> **Stated problem A**: Reproduce everything in the passage on rifle actions below from "I personally own" down to "feed rifles ." without changing a word.
> **Stated problem B**: Carry on the passage about push feed and control round feed rifles below, picking up after its final sentence.

> **Quoted text**:
__________________________________________________

I personally own and exclusively use a control round feed rifle for most of my hunting applications ( a custom made .458 Winchester Magnum which is built on a Winchester Enfield Model 1917 action ) . However , I have used all manners of rifles ( either borrowed or rented ) for my hunting applications whenever I am hunting in foreign countries . This includes a good amount of push feed rifles .

It must be remembered that the development of push feed rifles has come a long way since the 1950s , when Remington first made them popular ( by introducing the Model 721 , 722 and 725 which preceded the Model 700 ) . One cannot make a fair assessment of 21st century push feed rifles , by simply looking at push feed designs from the 1950s - 1970s .

__________________________________________________

> **Data section**:

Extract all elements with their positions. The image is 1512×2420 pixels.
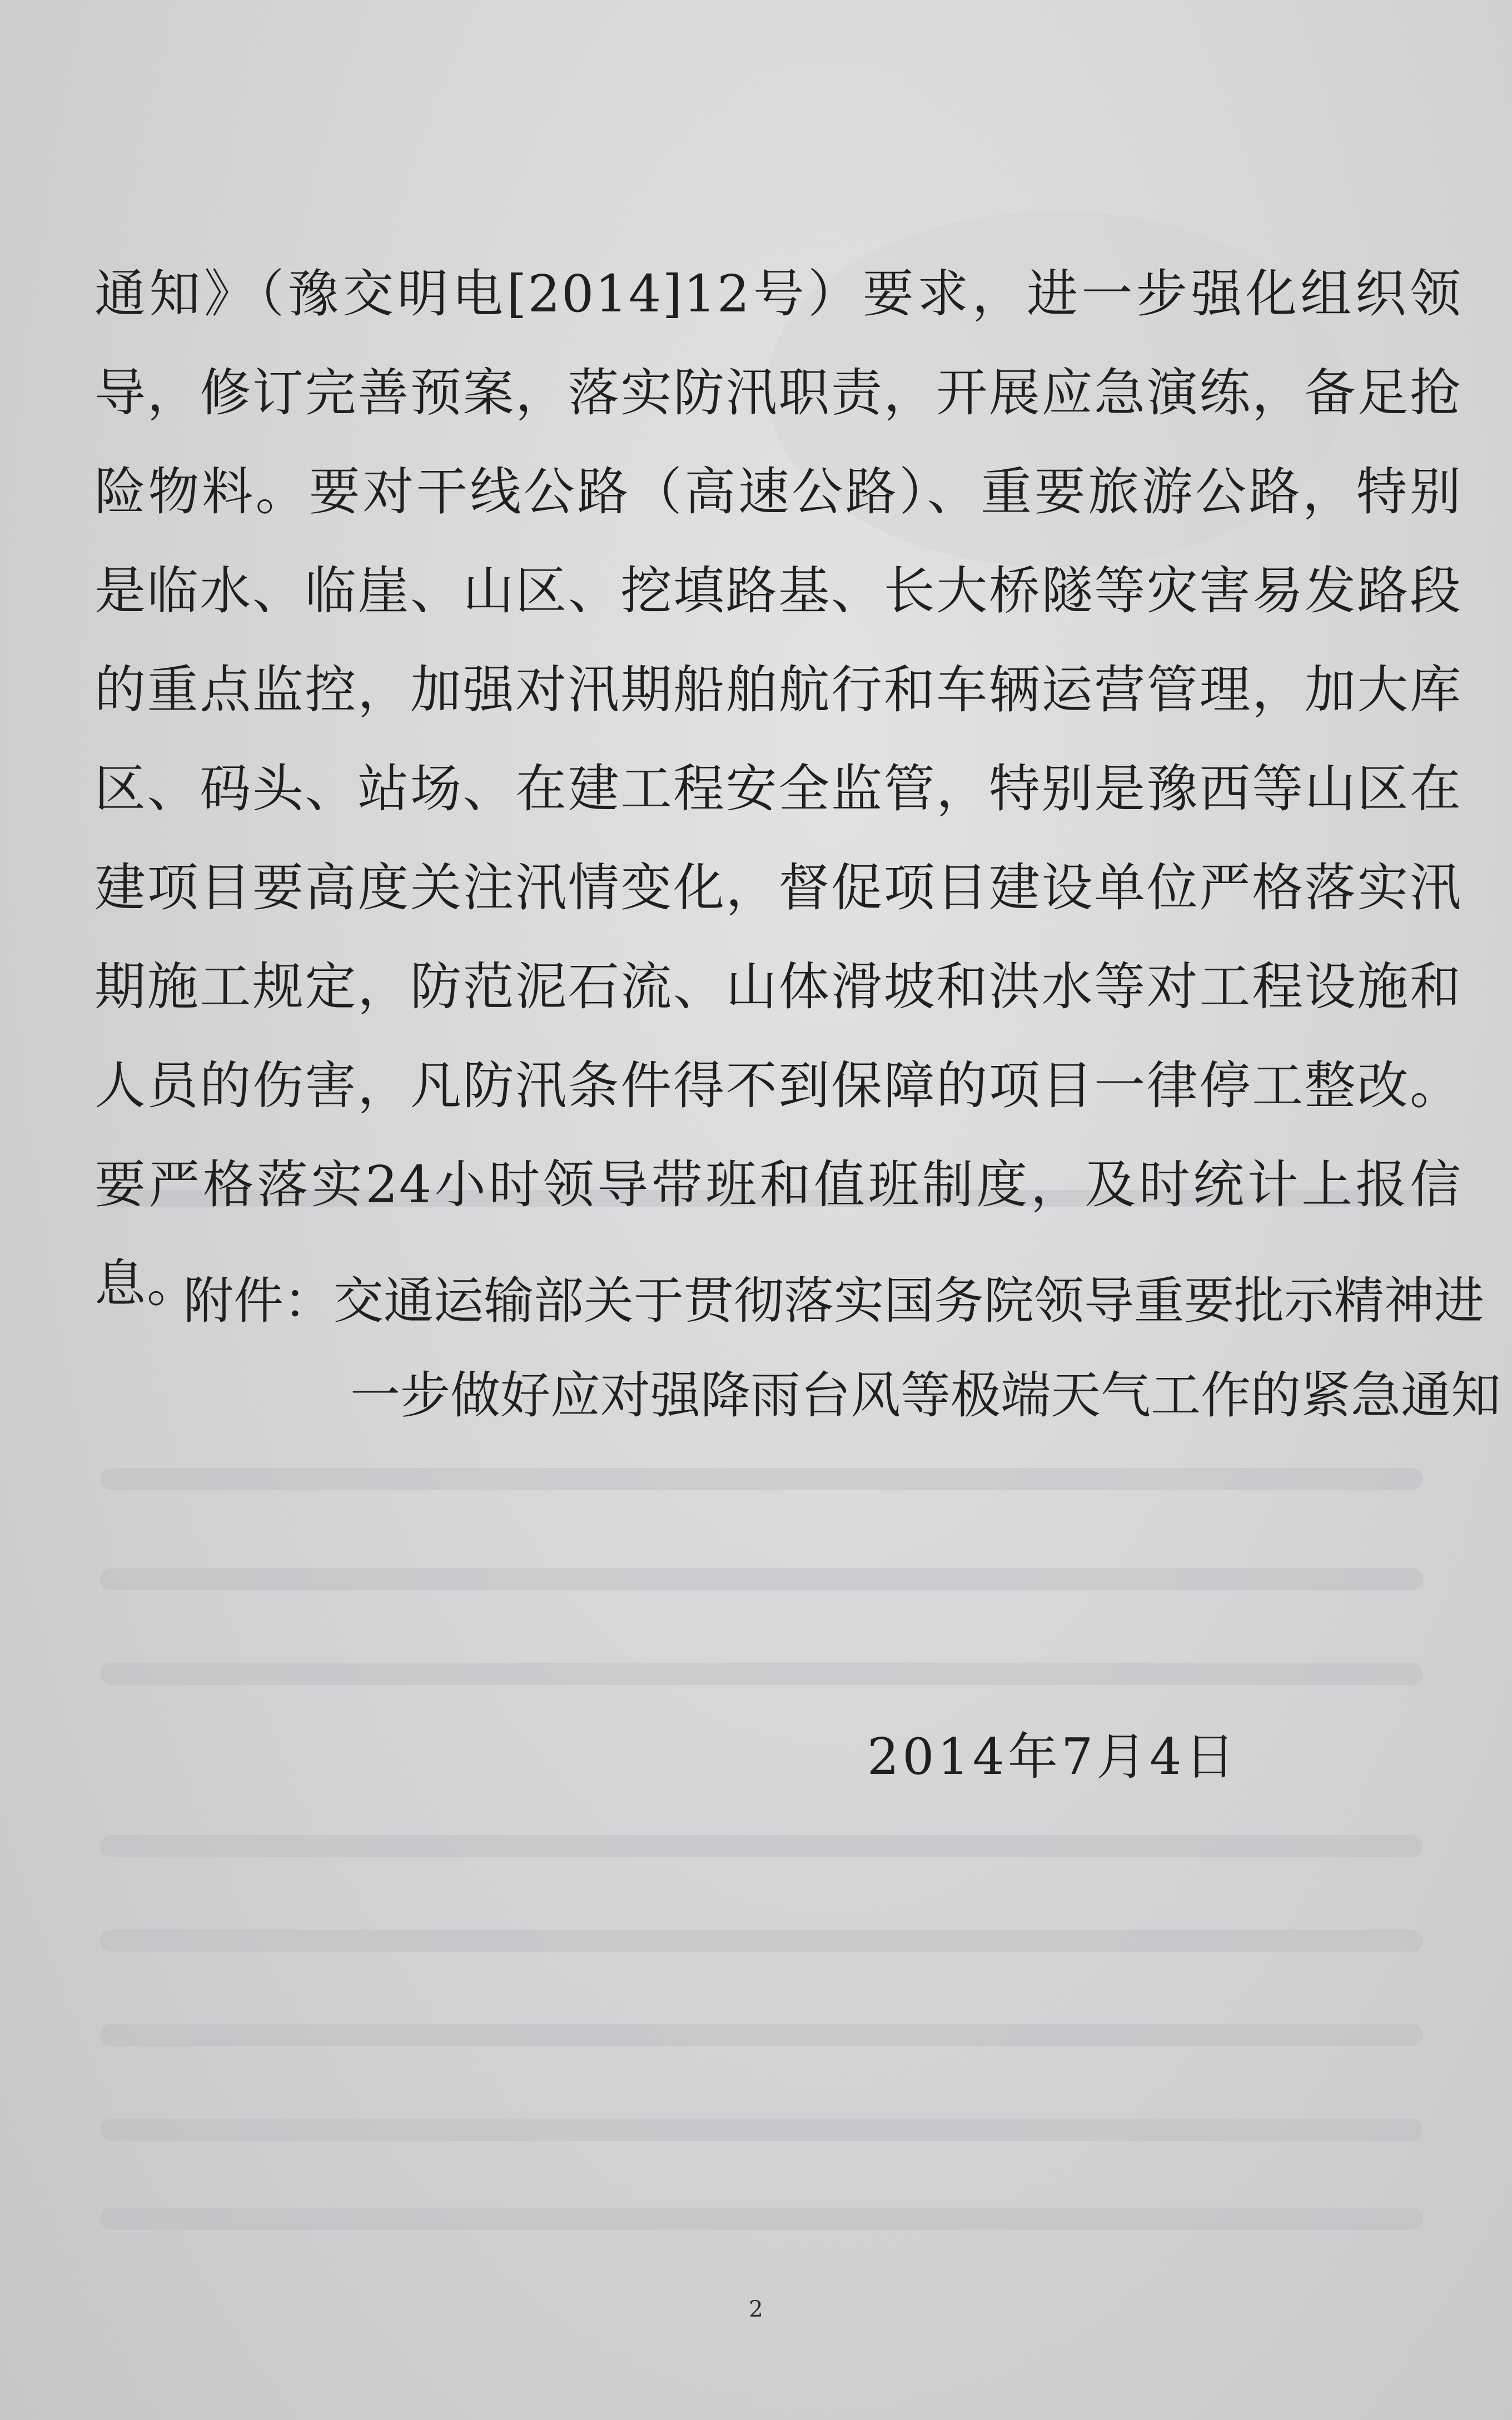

__________________________________________________

> **Exercise result A**:
I personally own and exclusively use a control round feed rifle for most of my hunting applications ( a custom made .458 Winchester Magnum which is built on a Winchester Enfield Model 1917 action ) . However , I have used all manners of rifles ( either borrowed or rented ) for my hunting applications whenever I am hunting in foreign countries . This includes a good amount of push feed rifles .

> **Exercise result B**:
I would not hunt dangerous game with a heavy calibre Remington Model 700 or a post 1964 Winchester Model 70 or a post 1962 Browning Safari . The extractor on these designs is too small and unreliable , when large calibre shell cases need to be reliably extracted in a hurry . However , I would not hesitate to use a Blaser R-8 for hunting dangerous game . I have hunted my largest Himalayan ibex with a Blaser R-8 in .338 Winchester Magnum ( employing a 250 grain Nosler Partition soft nosed factory load ) and ( while a Himalayan Ibex is by no means dangerous game ) I would not hesitate to use a Blaser R-8 in .416 Remington Magnum to hunt marauding Royal Bengal tigers .

I have observed that most currently manufactured European rifles ( such as Sako , Sauer , Blaser or Steyr Mannlicher ) employ a push feed action , these days . If the issues of reliability were too great , then I doubt that any of these companies would be thriving today . Personally speaking , I am an old soul and I prefer the Enfield Model 1917 action ( simply because I have had extremely successful results with this action , even since 1976 ) .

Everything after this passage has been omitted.